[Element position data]
####

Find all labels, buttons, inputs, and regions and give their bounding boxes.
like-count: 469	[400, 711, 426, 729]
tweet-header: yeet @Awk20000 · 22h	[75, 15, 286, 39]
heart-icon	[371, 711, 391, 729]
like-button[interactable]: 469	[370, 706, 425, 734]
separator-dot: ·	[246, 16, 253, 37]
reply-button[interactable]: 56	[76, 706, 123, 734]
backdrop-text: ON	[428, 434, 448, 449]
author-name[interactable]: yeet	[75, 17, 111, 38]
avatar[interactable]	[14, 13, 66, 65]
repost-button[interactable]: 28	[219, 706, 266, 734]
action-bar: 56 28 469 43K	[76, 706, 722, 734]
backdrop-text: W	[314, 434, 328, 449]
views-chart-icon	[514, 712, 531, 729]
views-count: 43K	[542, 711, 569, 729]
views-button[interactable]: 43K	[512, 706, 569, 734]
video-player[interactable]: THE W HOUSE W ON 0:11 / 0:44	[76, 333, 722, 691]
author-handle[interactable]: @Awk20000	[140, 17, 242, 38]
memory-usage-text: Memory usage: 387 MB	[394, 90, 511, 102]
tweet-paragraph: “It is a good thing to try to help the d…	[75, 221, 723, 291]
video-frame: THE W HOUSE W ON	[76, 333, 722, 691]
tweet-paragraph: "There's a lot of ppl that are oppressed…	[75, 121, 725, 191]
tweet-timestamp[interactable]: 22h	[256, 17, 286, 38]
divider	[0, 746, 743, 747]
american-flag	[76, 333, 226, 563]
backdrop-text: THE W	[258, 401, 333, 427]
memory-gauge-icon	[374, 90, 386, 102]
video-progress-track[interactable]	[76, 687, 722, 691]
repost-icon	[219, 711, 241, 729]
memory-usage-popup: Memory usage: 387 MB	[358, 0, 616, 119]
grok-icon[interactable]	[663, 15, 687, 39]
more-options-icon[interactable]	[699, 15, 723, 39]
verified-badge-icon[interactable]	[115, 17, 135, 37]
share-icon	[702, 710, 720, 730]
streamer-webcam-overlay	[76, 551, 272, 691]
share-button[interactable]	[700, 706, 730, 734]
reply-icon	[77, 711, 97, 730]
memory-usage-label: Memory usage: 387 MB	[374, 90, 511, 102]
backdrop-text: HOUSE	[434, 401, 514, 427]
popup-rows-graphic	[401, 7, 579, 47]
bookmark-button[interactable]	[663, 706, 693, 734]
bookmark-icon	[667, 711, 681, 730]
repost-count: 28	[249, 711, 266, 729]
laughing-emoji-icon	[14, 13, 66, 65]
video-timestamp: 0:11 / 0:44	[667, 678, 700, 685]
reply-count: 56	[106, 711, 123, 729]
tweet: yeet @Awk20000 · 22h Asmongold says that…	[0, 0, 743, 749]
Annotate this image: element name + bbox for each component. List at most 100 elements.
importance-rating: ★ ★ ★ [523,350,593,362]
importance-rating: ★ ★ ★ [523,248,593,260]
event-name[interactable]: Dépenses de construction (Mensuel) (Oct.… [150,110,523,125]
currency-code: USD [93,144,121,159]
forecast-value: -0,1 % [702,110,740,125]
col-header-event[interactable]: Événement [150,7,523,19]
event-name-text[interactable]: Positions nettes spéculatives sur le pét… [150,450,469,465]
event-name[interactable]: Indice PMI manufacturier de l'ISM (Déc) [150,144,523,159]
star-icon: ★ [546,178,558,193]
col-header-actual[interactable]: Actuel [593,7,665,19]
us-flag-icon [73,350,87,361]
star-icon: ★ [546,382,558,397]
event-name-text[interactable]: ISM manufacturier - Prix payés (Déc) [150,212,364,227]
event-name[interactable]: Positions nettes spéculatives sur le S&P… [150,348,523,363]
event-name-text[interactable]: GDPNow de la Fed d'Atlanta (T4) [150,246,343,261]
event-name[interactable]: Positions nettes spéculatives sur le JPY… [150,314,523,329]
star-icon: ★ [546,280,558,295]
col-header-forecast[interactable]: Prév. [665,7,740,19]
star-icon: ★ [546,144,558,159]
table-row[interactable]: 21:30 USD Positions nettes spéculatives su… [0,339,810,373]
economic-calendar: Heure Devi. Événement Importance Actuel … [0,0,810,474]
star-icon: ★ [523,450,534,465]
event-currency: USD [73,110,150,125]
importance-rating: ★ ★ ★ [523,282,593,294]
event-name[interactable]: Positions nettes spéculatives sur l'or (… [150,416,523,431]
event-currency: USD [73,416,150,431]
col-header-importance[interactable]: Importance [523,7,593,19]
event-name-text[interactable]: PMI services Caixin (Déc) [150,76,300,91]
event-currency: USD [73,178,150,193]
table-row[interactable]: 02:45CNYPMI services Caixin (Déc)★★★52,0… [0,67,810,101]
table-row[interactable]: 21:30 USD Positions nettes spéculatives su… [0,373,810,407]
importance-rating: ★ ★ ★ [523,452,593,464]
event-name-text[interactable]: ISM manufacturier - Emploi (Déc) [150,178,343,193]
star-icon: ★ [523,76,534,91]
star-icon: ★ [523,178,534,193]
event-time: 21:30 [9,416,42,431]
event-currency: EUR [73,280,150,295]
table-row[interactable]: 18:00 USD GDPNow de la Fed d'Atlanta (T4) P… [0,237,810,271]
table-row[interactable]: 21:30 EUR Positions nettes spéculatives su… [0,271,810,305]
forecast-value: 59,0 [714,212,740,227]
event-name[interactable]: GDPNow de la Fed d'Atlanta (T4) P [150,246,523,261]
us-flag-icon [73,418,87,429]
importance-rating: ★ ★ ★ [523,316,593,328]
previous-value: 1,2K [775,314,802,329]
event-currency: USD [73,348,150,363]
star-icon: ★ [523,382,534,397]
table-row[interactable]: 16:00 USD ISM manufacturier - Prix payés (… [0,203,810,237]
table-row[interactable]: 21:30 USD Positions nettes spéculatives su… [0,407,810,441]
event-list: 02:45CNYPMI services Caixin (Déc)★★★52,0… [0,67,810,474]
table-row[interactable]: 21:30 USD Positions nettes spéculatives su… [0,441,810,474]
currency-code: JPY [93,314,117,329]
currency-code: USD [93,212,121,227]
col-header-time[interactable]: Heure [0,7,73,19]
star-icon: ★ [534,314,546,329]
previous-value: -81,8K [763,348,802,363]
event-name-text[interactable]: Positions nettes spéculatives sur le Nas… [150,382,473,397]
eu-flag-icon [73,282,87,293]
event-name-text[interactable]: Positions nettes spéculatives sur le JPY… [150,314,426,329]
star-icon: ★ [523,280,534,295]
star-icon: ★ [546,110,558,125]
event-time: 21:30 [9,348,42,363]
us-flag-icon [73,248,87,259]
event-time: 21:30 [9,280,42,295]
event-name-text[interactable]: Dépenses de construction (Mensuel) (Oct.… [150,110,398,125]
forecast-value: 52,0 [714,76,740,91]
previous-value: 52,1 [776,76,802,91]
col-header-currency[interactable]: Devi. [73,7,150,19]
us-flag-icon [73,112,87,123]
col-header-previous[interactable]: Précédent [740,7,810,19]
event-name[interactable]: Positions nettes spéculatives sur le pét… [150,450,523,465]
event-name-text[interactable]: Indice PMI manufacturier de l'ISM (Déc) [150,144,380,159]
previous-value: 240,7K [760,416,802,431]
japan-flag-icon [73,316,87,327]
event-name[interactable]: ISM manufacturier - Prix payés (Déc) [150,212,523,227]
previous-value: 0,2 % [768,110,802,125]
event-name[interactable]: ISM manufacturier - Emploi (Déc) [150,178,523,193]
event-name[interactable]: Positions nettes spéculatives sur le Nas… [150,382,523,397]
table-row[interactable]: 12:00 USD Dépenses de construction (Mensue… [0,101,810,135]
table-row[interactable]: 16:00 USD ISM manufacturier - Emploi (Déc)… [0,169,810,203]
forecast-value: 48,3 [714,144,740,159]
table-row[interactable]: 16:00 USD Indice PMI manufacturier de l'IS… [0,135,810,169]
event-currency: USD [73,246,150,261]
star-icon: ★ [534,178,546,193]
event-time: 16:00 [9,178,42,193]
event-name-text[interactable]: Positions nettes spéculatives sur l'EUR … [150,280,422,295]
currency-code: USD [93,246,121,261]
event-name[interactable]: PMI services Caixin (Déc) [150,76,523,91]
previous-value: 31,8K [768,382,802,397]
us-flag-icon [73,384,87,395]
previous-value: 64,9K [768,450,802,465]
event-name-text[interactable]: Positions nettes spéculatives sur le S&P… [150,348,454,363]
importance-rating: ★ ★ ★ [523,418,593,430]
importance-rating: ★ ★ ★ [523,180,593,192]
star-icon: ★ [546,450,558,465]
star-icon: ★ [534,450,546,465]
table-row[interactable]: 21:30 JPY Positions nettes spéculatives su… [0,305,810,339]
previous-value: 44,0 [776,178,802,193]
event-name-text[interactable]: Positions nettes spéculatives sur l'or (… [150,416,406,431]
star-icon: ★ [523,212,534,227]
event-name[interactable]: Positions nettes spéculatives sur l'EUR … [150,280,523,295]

####

§ PROBLEM DETAILS:
Rewrite the lines from the start up to and including the line with "15, 723, 39]", changing "tweet-paragraph" to "post-paragraph" and leaving everything else unchanged.

§ PROBLEM SOLUTION:
Find all labels, buttons, inputs, and regions and give their bounding boxes.
like-count: 469	[400, 711, 426, 729]
tweet-header: yeet @Awk20000 · 22h	[75, 15, 286, 39]
heart-icon	[371, 711, 391, 729]
like-button[interactable]: 469	[370, 706, 425, 734]
separator-dot: ·	[246, 16, 253, 37]
reply-button[interactable]: 56	[76, 706, 123, 734]
backdrop-text: ON	[428, 434, 448, 449]
author-name[interactable]: yeet	[75, 17, 111, 38]
avatar[interactable]	[14, 13, 66, 65]
repost-button[interactable]: 28	[219, 706, 266, 734]
action-bar: 56 28 469 43K	[76, 706, 722, 734]
backdrop-text: W	[314, 434, 328, 449]
views-chart-icon	[514, 712, 531, 729]
views-count: 43K	[542, 711, 569, 729]
views-button[interactable]: 43K	[512, 706, 569, 734]
video-player[interactable]: THE W HOUSE W ON 0:11 / 0:44	[76, 333, 722, 691]
author-handle[interactable]: @Awk20000	[140, 17, 242, 38]
memory-usage-text: Memory usage: 387 MB	[394, 90, 511, 102]
post-paragraph: “It is a good thing to try to help the d…	[75, 221, 723, 291]
video-frame: THE W HOUSE W ON	[76, 333, 722, 691]
post-paragraph: "There's a lot of ppl that are oppressed…	[75, 121, 725, 191]
tweet-timestamp[interactable]: 22h	[256, 17, 286, 38]
divider	[0, 746, 743, 747]
american-flag	[76, 333, 226, 563]
backdrop-text: THE W	[258, 401, 333, 427]
memory-gauge-icon	[374, 90, 386, 102]
video-progress-track[interactable]	[76, 687, 722, 691]
repost-icon	[219, 711, 241, 729]
memory-usage-popup: Memory usage: 387 MB	[358, 0, 616, 119]
grok-icon[interactable]	[663, 15, 687, 39]
more-options-icon[interactable]	[699, 15, 723, 39]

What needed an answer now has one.